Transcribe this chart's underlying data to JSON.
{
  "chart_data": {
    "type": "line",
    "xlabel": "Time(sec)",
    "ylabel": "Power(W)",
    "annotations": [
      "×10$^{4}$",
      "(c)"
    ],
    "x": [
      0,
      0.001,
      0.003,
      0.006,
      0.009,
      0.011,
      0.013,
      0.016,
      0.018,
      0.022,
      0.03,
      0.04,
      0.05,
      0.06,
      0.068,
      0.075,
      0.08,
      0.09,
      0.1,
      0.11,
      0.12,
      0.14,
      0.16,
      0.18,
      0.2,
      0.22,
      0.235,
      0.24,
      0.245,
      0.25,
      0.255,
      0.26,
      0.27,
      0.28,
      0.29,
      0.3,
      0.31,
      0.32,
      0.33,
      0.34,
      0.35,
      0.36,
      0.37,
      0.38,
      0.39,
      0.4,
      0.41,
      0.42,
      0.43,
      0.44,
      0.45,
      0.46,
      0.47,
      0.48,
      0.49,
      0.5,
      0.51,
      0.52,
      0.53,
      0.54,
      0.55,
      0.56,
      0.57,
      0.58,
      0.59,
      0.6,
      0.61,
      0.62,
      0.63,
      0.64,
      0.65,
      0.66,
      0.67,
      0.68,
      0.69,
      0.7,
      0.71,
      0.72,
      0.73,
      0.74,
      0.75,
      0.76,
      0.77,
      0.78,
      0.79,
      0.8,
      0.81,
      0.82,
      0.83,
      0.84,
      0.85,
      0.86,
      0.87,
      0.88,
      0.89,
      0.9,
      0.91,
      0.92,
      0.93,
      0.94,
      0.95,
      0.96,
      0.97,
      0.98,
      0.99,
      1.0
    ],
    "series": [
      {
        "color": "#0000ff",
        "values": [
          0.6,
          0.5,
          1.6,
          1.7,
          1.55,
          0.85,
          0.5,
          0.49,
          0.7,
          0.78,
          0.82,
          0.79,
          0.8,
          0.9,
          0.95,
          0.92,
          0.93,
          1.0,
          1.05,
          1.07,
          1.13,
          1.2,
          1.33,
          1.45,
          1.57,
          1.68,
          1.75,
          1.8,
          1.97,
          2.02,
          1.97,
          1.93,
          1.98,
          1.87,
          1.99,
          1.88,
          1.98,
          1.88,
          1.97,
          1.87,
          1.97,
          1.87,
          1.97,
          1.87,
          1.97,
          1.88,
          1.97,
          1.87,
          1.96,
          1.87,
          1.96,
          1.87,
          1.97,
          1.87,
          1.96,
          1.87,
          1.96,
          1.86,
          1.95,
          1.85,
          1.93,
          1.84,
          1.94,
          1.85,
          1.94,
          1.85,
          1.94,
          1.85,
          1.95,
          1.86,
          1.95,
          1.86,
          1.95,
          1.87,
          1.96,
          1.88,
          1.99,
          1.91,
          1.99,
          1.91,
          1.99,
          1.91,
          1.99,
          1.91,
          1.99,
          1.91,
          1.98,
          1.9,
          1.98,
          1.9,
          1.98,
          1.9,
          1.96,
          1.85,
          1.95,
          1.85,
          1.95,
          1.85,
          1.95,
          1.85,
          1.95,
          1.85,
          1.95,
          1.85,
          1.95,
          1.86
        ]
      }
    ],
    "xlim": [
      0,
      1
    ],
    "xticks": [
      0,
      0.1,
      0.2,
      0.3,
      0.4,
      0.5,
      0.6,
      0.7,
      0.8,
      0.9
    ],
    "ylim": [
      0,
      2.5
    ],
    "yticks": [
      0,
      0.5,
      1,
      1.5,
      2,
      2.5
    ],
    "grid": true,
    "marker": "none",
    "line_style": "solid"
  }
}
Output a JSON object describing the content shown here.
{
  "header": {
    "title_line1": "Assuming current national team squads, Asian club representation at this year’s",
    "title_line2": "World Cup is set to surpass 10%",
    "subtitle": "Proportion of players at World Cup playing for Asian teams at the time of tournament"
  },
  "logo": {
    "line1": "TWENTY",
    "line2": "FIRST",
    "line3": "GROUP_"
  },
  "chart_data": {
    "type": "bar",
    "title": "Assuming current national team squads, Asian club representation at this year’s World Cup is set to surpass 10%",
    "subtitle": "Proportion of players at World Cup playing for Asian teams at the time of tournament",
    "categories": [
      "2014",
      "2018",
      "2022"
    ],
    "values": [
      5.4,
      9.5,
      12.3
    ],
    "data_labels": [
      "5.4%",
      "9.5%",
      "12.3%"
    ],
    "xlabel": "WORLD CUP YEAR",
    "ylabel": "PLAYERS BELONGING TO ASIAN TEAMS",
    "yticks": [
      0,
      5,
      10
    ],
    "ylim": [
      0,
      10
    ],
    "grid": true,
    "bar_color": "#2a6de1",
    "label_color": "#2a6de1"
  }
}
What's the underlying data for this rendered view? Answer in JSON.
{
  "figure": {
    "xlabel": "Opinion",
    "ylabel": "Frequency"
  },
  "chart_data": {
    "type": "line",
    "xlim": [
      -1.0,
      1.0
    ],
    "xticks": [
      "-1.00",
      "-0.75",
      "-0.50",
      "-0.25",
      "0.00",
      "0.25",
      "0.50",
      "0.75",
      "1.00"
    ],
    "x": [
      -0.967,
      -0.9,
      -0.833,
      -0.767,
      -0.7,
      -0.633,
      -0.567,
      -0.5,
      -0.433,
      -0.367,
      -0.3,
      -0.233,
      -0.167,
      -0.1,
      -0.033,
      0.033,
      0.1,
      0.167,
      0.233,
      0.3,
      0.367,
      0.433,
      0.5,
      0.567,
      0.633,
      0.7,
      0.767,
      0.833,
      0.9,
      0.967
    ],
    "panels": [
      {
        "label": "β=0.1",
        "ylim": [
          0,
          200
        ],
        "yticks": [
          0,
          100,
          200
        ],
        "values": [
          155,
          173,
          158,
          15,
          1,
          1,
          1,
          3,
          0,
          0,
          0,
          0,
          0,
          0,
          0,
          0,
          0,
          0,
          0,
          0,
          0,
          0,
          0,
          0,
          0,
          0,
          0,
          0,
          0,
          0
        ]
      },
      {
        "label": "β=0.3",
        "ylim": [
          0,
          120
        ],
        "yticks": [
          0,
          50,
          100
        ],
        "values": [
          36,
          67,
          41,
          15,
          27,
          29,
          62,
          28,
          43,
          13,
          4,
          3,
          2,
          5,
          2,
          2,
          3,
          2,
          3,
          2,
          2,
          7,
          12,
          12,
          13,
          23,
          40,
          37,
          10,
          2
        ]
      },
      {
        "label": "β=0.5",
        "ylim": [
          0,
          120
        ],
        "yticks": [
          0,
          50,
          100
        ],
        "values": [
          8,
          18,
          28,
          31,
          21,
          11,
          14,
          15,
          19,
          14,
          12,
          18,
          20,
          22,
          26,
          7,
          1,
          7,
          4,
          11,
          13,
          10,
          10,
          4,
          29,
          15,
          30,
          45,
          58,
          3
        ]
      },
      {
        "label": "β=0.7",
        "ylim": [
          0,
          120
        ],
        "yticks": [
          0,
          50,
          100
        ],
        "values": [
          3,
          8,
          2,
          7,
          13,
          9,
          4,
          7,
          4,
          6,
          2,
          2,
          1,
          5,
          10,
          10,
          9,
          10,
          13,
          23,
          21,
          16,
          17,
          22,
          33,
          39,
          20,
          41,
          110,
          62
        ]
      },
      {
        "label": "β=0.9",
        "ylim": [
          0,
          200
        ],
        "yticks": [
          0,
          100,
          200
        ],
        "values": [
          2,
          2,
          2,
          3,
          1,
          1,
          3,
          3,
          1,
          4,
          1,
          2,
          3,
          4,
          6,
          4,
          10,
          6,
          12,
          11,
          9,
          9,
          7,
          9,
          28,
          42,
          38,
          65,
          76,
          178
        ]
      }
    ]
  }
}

───

Show every line in the entries where the string "JSON" occurs.

**Response for this exercise**
Transcribe this chart's underlying data to JSON.
Output a JSON object describing the content shown here.
What's the underlying data for this rendered view? Answer in JSON.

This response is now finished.